▸ **OBJECTIVE**:
Repeat every record below exactly, but leave out any pictures.

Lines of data
* * *
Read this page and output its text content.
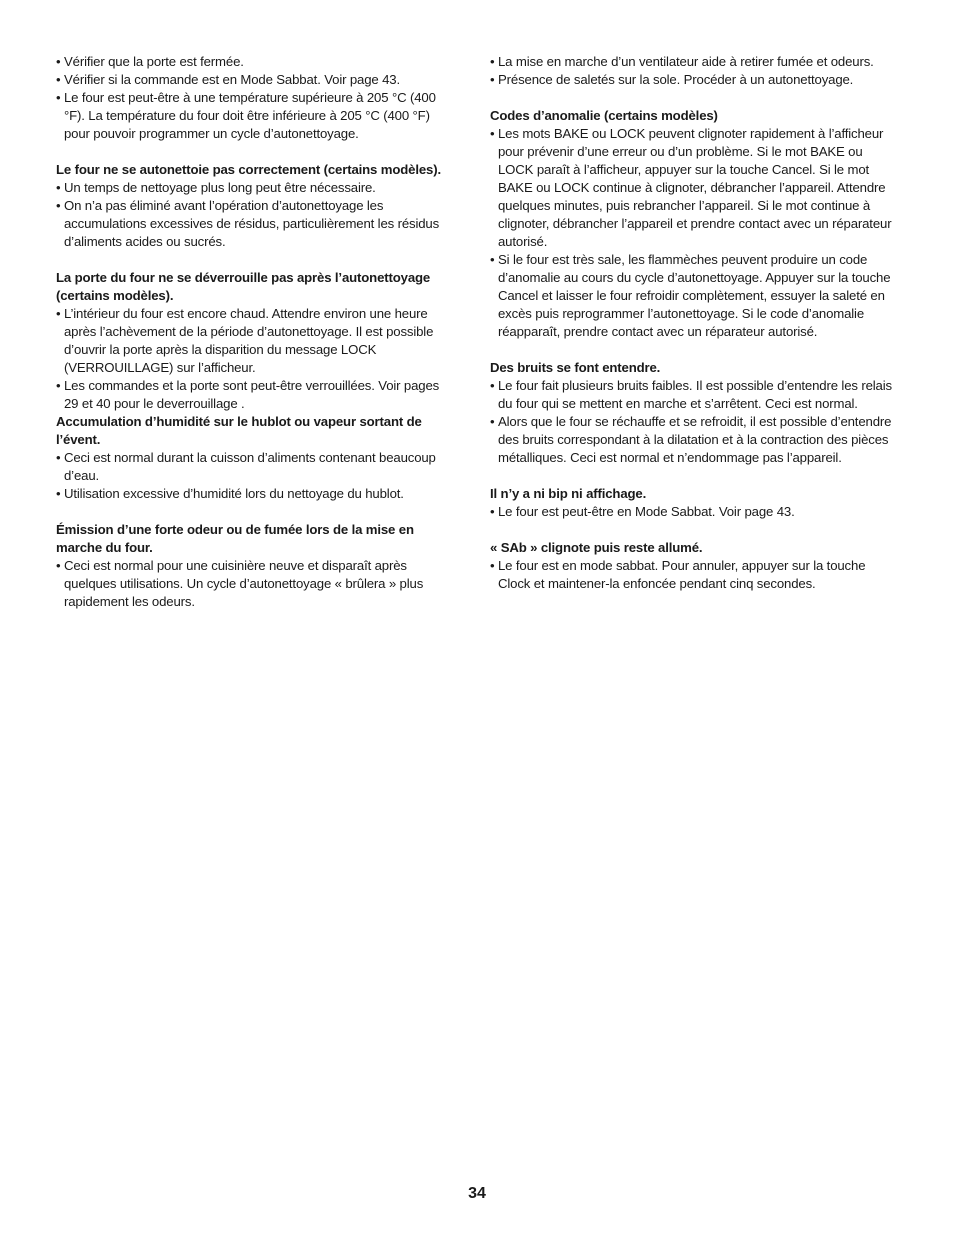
• Vérifier que la porte est fermée.
• Vérifier si la commande est en Mode Sabbat. Voir page 43.
• Le four est peut-être à une température supérieure à 205 °C (400 °F). La température du four doit être inférieure à 205 °C (400 °F) pour pouvoir programmer un cycle d’autonettoyage.

Le four ne se autonettoie pas correctement (certains modèles).

• Un temps de nettoyage plus long peut être nécessaire.
• On n’a pas éliminé avant l’opération d’autonettoyage les accumulations excessives de résidus, particulièrement les résidus d’aliments acides ou sucrés.

La porte du four ne se déverrouille pas après l’autonettoyage (certains modèles).

• L’intérieur du four est encore chaud. Attendre environ une heure après l’achèvement de la période d’autonettoyage. Il est possible d’ouvrir la porte après la disparition du message LOCK (VERROUILLAGE) sur l’afficheur.
• Les commandes et la porte sont peut-être verrouillées. Voir pages 29 et 40 pour le deverrouillage .

Accumulation d’humidité sur le hublot ou vapeur sortant de l’évent.

• Ceci est normal durant la cuisson d’aliments contenant beaucoup d’eau.
• Utilisation excessive d’humidité lors du nettoyage du hublot.

Émission d’une forte odeur ou de fumée lors de la mise en marche du four.

• Ceci est normal pour une cuisinière neuve et disparaît après quelques utilisations. Un cycle d’autonettoyage « brûlera » plus rapidement les odeurs.
• La mise en marche d’un ventilateur aide à retirer fumée et odeurs.
• Présence de saletés sur la sole. Procéder à un autonettoyage.

Codes d’anomalie (certains modèles)

• Les mots BAKE ou LOCK peuvent clignoter rapidement à l’afficheur pour prévenir d’une erreur ou d’un problème. Si le mot BAKE ou LOCK paraît à l’afficheur, appuyer sur la touche Cancel. Si le mot BAKE ou LOCK continue à clignoter, débrancher l’appareil. Attendre quelques minutes, puis rebrancher l’appareil. Si le mot continue à clignoter, débrancher l’appareil et prendre contact avec un réparateur autorisé.
• Si le four est très sale, les flammèches peuvent produire un code d’anomalie au cours du cycle d’autonettoyage. Appuyer sur la touche Cancel et laisser le four refroidir complètement, essuyer la saleté en excès puis reprogrammer l’autonettoyage. Si le code d’anomalie réapparaît, prendre contact avec un réparateur autorisé.

Des bruits se font entendre.

• Le four fait plusieurs bruits faibles. Il est possible d’entendre les relais du four qui se mettent en marche et s’arrêtent. Ceci est normal.
• Alors que le four se réchauffe et se refroidit, il est possible d’entendre des bruits correspondant à la dilatation et à la contraction des pièces métalliques. Ceci est normal et n’endommage pas l’appareil.

Il n’y a ni bip ni affichage.

• Le four est peut-être en Mode Sabbat. Voir page 43.

« SAb » clignote puis reste allumé.

• Le four est en mode sabbat. Pour annuler, appuyer sur la touche Clock et maintener-la enfoncée pendant cinq secondes.
34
* * *
▸ **THE ANSWER**:
Read this page and output its text content.
• Vérifier que la porte est fermée.
• Vérifier si la commande est en Mode Sabbat. Voir page 43.
• Le four est peut-être à une température supérieure à 205 °C (400 °F). La température du four doit être inférieure à 205 °C (400 °F) pour pouvoir programmer un cycle d’autonettoyage.

Le four ne se autonettoie pas correctement (certains modèles).

• Un temps de nettoyage plus long peut être nécessaire.
• On n’a pas éliminé avant l’opération d’autonettoyage les accumulations excessives de résidus, particulièrement les résidus d’aliments acides ou sucrés.

La porte du four ne se déverrouille pas après l’autonettoyage (certains modèles).

• L’intérieur du four est encore chaud. Attendre environ une heure après l’achèvement de la période d’autonettoyage. Il est possible d’ouvrir la porte après la disparition du message LOCK (VERROUILLAGE) sur l’afficheur.
• Les commandes et la porte sont peut-être verrouillées. Voir pages 29 et 40 pour le deverrouillage .

Accumulation d’humidité sur le hublot ou vapeur sortant de l’évent.

• Ceci est normal durant la cuisson d’aliments contenant beaucoup d’eau.
• Utilisation excessive d’humidité lors du nettoyage du hublot.

Émission d’une forte odeur ou de fumée lors de la mise en marche du four.

• Ceci est normal pour une cuisinière neuve et disparaît après quelques utilisations. Un cycle d’autonettoyage « brûlera » plus rapidement les odeurs.
• La mise en marche d’un ventilateur aide à retirer fumée et odeurs.
• Présence de saletés sur la sole. Procéder à un autonettoyage.

Codes d’anomalie (certains modèles)

• Les mots BAKE ou LOCK peuvent clignoter rapidement à l’afficheur pour prévenir d’une erreur ou d’un problème. Si le mot BAKE ou LOCK paraît à l’afficheur, appuyer sur la touche Cancel. Si le mot BAKE ou LOCK continue à clignoter, débrancher l’appareil. Attendre quelques minutes, puis rebrancher l’appareil. Si le mot continue à clignoter, débrancher l’appareil et prendre contact avec un réparateur autorisé.
• Si le four est très sale, les flammèches peuvent produire un code d’anomalie au cours du cycle d’autonettoyage. Appuyer sur la touche Cancel et laisser le four refroidir complètement, essuyer la saleté en excès puis reprogrammer l’autonettoyage. Si le code d’anomalie réapparaît, prendre contact avec un réparateur autorisé.

Des bruits se font entendre.

• Le four fait plusieurs bruits faibles. Il est possible d’entendre les relais du four qui se mettent en marche et s’arrêtent. Ceci est normal.
• Alors que le four se réchauffe et se refroidit, il est possible d’entendre des bruits correspondant à la dilatation et à la contraction des pièces métalliques. Ceci est normal et n’endommage pas l’appareil.

Il n’y a ni bip ni affichage.

• Le four est peut-être en Mode Sabbat. Voir page 43.

« SAb » clignote puis reste allumé.

• Le four est en mode sabbat. Pour annuler, appuyer sur la touche Clock et maintener-la enfoncée pendant cinq secondes.
34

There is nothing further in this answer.